# Input records
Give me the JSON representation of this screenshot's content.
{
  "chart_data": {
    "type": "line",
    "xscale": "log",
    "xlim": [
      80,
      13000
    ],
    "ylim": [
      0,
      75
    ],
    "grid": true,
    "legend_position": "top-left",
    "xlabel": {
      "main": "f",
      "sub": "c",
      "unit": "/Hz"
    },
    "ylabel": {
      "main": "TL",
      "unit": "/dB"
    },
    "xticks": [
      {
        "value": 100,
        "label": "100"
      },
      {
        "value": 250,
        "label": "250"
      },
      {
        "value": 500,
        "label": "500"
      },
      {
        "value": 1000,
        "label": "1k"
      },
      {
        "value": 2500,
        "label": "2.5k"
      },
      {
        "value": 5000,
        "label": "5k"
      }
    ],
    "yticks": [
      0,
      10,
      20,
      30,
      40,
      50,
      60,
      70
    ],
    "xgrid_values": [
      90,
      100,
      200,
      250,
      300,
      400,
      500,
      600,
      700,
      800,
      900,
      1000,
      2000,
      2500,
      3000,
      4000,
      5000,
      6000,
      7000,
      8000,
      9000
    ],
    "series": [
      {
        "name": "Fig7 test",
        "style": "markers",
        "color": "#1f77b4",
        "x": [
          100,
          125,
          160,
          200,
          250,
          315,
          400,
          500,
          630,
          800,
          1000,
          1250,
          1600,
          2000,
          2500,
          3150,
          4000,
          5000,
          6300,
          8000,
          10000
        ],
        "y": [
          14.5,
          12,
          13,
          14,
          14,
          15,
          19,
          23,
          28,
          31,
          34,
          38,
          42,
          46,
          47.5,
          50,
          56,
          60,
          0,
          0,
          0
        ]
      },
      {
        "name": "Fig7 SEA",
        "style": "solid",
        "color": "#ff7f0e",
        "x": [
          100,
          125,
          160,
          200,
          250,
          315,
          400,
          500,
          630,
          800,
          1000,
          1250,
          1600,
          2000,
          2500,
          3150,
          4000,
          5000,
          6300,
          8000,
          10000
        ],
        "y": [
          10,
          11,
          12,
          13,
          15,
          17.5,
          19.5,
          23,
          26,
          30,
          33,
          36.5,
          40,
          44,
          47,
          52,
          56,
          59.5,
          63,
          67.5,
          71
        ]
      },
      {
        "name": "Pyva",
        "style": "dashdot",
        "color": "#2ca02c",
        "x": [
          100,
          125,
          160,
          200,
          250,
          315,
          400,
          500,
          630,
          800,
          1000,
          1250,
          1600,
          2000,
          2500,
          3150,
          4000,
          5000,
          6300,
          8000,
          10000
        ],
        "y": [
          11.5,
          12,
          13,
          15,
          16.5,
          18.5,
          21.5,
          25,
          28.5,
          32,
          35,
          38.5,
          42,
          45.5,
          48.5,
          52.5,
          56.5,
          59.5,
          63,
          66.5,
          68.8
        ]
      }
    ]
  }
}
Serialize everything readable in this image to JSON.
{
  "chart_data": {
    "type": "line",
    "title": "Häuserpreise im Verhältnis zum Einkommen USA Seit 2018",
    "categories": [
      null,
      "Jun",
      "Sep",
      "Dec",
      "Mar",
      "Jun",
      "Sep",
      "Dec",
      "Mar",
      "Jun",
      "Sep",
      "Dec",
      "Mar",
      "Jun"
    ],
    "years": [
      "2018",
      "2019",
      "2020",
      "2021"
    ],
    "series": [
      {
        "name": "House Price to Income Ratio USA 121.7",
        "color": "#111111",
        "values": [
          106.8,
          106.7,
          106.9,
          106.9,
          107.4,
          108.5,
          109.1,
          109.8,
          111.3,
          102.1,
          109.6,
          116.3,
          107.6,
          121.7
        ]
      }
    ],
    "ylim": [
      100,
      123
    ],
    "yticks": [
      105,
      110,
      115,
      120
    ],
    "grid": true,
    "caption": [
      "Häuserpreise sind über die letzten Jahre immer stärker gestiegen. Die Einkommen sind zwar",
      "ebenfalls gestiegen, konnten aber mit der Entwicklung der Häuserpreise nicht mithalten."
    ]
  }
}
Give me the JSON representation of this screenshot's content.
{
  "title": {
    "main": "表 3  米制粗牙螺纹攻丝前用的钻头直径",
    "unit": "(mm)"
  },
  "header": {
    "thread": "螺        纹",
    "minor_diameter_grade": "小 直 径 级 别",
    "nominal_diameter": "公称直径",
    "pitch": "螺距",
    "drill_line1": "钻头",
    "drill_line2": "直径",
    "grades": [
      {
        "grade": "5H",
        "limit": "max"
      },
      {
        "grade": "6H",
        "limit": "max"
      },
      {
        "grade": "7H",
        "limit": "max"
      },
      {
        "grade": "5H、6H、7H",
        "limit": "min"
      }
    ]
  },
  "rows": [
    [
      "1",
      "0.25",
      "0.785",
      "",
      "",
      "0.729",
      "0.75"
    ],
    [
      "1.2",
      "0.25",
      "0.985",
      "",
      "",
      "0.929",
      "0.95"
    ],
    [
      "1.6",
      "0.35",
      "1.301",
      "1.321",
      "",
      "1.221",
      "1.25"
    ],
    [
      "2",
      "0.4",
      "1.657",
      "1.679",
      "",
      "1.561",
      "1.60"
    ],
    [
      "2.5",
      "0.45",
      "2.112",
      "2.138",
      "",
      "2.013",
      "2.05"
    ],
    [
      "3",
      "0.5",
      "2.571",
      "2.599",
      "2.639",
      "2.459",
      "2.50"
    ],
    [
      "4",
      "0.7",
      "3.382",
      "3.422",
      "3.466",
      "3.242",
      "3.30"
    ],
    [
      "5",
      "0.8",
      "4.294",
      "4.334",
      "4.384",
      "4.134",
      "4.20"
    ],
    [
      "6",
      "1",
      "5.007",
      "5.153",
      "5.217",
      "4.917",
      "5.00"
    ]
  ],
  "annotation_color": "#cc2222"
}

# Exercise instructions
Recopy the whole listing exactly.

# Written solution
Give me the JSON representation of this screenshot's content.
{
  "chart_data": {
    "type": "line",
    "xscale": "log",
    "xlim": [
      80,
      13000
    ],
    "ylim": [
      0,
      75
    ],
    "grid": true,
    "legend_position": "top-left",
    "xlabel": {
      "main": "f",
      "sub": "c",
      "unit": "/Hz"
    },
    "ylabel": {
      "main": "TL",
      "unit": "/dB"
    },
    "xticks": [
      {
        "value": 100,
        "label": "100"
      },
      {
        "value": 250,
        "label": "250"
      },
      {
        "value": 500,
        "label": "500"
      },
      {
        "value": 1000,
        "label": "1k"
      },
      {
        "value": 2500,
        "label": "2.5k"
      },
      {
        "value": 5000,
        "label": "5k"
      }
    ],
    "yticks": [
      0,
      10,
      20,
      30,
      40,
      50,
      60,
      70
    ],
    "xgrid_values": [
      90,
      100,
      200,
      250,
      300,
      400,
      500,
      600,
      700,
      800,
      900,
      1000,
      2000,
      2500,
      3000,
      4000,
      5000,
      6000,
      7000,
      8000,
      9000
    ],
    "series": [
      {
        "name": "Fig7 test",
        "style": "markers",
        "color": "#1f77b4",
        "x": [
          100,
          125,
          160,
          200,
          250,
          315,
          400,
          500,
          630,
          800,
          1000,
          1250,
          1600,
          2000,
          2500,
          3150,
          4000,
          5000,
          6300,
          8000,
          10000
        ],
        "y": [
          14.5,
          12,
          13,
          14,
          14,
          15,
          19,
          23,
          28,
          31,
          34,
          38,
          42,
          46,
          47.5,
          50,
          56,
          60,
          0,
          0,
          0
        ]
      },
      {
        "name": "Fig7 SEA",
        "style": "solid",
        "color": "#ff7f0e",
        "x": [
          100,
          125,
          160,
          200,
          250,
          315,
          400,
          500,
          630,
          800,
          1000,
          1250,
          1600,
          2000,
          2500,
          3150,
          4000,
          5000,
          6300,
          8000,
          10000
        ],
        "y": [
          10,
          11,
          12,
          13,
          15,
          17.5,
          19.5,
          23,
          26,
          30,
          33,
          36.5,
          40,
          44,
          47,
          52,
          56,
          59.5,
          63,
          67.5,
          71
        ]
      },
      {
        "name": "Pyva",
        "style": "dashdot",
        "color": "#2ca02c",
        "x": [
          100,
          125,
          160,
          200,
          250,
          315,
          400,
          500,
          630,
          800,
          1000,
          1250,
          1600,
          2000,
          2500,
          3150,
          4000,
          5000,
          6300,
          8000,
          10000
        ],
        "y": [
          11.5,
          12,
          13,
          15,
          16.5,
          18.5,
          21.5,
          25,
          28.5,
          32,
          35,
          38.5,
          42,
          45.5,
          48.5,
          52.5,
          56.5,
          59.5,
          63,
          66.5,
          68.8
        ]
      }
    ]
  }
}
Serialize everything readable in this image to JSON.
{
  "chart_data": {
    "type": "line",
    "title": "Häuserpreise im Verhältnis zum Einkommen USA Seit 2018",
    "categories": [
      null,
      "Jun",
      "Sep",
      "Dec",
      "Mar",
      "Jun",
      "Sep",
      "Dec",
      "Mar",
      "Jun",
      "Sep",
      "Dec",
      "Mar",
      "Jun"
    ],
    "years": [
      "2018",
      "2019",
      "2020",
      "2021"
    ],
    "series": [
      {
        "name": "House Price to Income Ratio USA 121.7",
        "color": "#111111",
        "values": [
          106.8,
          106.7,
          106.9,
          106.9,
          107.4,
          108.5,
          109.1,
          109.8,
          111.3,
          102.1,
          109.6,
          116.3,
          107.6,
          121.7
        ]
      }
    ],
    "ylim": [
      100,
      123
    ],
    "yticks": [
      105,
      110,
      115,
      120
    ],
    "grid": true,
    "caption": [
      "Häuserpreise sind über die letzten Jahre immer stärker gestiegen. Die Einkommen sind zwar",
      "ebenfalls gestiegen, konnten aber mit der Entwicklung der Häuserpreise nicht mithalten."
    ]
  }
}
Give me the JSON representation of this screenshot's content.
{
  "title": {
    "main": "表 3  米制粗牙螺纹攻丝前用的钻头直径",
    "unit": "(mm)"
  },
  "header": {
    "thread": "螺        纹",
    "minor_diameter_grade": "小 直 径 级 别",
    "nominal_diameter": "公称直径",
    "pitch": "螺距",
    "drill_line1": "钻头",
    "drill_line2": "直径",
    "grades": [
      {
        "grade": "5H",
        "limit": "max"
      },
      {
        "grade": "6H",
        "limit": "max"
      },
      {
        "grade": "7H",
        "limit": "max"
      },
      {
        "grade": "5H、6H、7H",
        "limit": "min"
      }
    ]
  },
  "rows": [
    [
      "1",
      "0.25",
      "0.785",
      "",
      "",
      "0.729",
      "0.75"
    ],
    [
      "1.2",
      "0.25",
      "0.985",
      "",
      "",
      "0.929",
      "0.95"
    ],
    [
      "1.6",
      "0.35",
      "1.301",
      "1.321",
      "",
      "1.221",
      "1.25"
    ],
    [
      "2",
      "0.4",
      "1.657",
      "1.679",
      "",
      "1.561",
      "1.60"
    ],
    [
      "2.5",
      "0.45",
      "2.112",
      "2.138",
      "",
      "2.013",
      "2.05"
    ],
    [
      "3",
      "0.5",
      "2.571",
      "2.599",
      "2.639",
      "2.459",
      "2.50"
    ],
    [
      "4",
      "0.7",
      "3.382",
      "3.422",
      "3.466",
      "3.242",
      "3.30"
    ],
    [
      "5",
      "0.8",
      "4.294",
      "4.334",
      "4.384",
      "4.134",
      "4.20"
    ],
    [
      "6",
      "1",
      "5.007",
      "5.153",
      "5.217",
      "4.917",
      "5.00"
    ]
  ],
  "annotation_color": "#cc2222"
}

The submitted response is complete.